EXERCISE PROMPT — Write only the number of lines holding the string "alltid".
-- begin MATERIAL SUPPLIED --
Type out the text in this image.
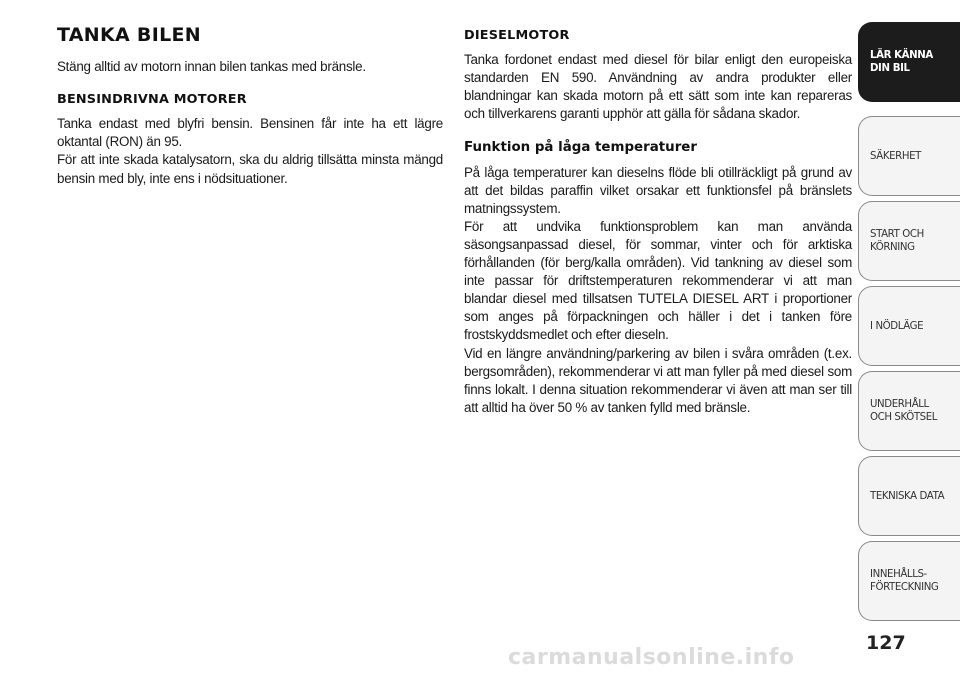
TANKA BILEN

Stäng alltid av motorn innan bilen tankas med bränsle.

BENSINDRIVNA MOTORER

Tanka endast med blyfri bensin. Bensinen får inte ha ett lägre oktantal (RON) än 95.

För att inte skada katalysatorn, ska du aldrig tillsätta minsta mängd bensin med bly, inte ens i nödsituationer.

DIESELMOTOR

Tanka fordonet endast med diesel för bilar enligt den europeiska standarden EN 590. Användning av andra produkter eller blandningar kan skada motorn på ett sätt som inte kan repareras och tillverkarens garanti upphör att gälla för sådana skador.

Funktion på låga temperaturer

På låga temperaturer kan dieselns flöde bli otillräckligt på grund av att det bildas paraffin vilket orsakar ett funktionsfel på bränslets matningssystem.

För att undvika funktionsproblem kan man använda säsongsanpassad diesel, för sommar, vinter och för arktiska förhållanden (för berg/kalla områden). Vid tankning av diesel som inte passar för driftstemperaturen rekommenderar vi att man blandar diesel med tillsatsen TUTELA DIESEL ART i proportioner som anges på förpackningen och häller i det i tanken före frostskyddsmedlet och efter dieseln.

Vid en längre användning/parkering av bilen i svåra områden (t.ex. bergsområden), rekommenderar vi att man fyller på med diesel som finns lokalt. I denna situation rekommenderar vi även att man ser till att alltid ha över 50 % av tanken fylld med bränsle.

LÄR KÄNNA
DIN BIL
SÄKERHET
START OCH
KÖRNING
I NÖDLÄGE
UNDERHÅLL
OCH SKÖTSEL
TEKNISKA DATA
INNEHÅLLS-
FÖRTECKNING
127
carmanualsonline.info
-- end MATERIAL SUPPLIED --
SOLUTION BELOW — 2